start Task material

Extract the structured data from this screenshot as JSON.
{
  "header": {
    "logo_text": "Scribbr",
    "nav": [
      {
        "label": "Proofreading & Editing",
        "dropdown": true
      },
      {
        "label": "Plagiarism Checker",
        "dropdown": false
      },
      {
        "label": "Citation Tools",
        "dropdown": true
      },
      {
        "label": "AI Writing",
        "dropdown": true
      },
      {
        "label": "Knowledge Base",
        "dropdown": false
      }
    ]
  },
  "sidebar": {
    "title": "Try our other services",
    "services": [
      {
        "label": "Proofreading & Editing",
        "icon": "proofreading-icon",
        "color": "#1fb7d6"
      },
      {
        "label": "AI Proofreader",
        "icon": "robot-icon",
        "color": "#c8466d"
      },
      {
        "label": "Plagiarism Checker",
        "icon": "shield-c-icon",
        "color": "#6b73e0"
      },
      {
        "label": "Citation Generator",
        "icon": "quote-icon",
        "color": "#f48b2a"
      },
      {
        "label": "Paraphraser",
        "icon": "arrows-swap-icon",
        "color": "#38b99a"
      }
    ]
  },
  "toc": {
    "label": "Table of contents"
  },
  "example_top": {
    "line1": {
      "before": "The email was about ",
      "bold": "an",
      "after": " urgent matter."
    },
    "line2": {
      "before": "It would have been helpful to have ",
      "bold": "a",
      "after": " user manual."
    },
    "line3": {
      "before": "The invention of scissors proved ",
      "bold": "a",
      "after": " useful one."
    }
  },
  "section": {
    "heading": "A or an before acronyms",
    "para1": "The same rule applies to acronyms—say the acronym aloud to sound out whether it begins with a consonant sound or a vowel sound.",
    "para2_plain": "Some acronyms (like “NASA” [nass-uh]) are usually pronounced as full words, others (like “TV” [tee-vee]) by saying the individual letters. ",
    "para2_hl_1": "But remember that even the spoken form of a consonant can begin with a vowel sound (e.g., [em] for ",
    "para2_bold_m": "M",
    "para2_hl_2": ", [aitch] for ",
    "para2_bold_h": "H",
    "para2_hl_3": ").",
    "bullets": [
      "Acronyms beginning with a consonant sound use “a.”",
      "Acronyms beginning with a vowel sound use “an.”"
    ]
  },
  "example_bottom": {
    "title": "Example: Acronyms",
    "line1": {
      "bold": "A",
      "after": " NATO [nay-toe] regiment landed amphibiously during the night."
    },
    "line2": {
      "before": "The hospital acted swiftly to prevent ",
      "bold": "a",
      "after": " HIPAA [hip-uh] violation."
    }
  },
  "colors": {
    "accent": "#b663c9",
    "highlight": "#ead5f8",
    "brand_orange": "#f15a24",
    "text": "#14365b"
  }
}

end Task material

## [Task objective]
Copy every line of the listing that contains the word "beginning".

## [Result]
      "Acronyms beginning with a consonant sound use “a.”",
      "Acronyms beginning with a vowel sound use “an.”"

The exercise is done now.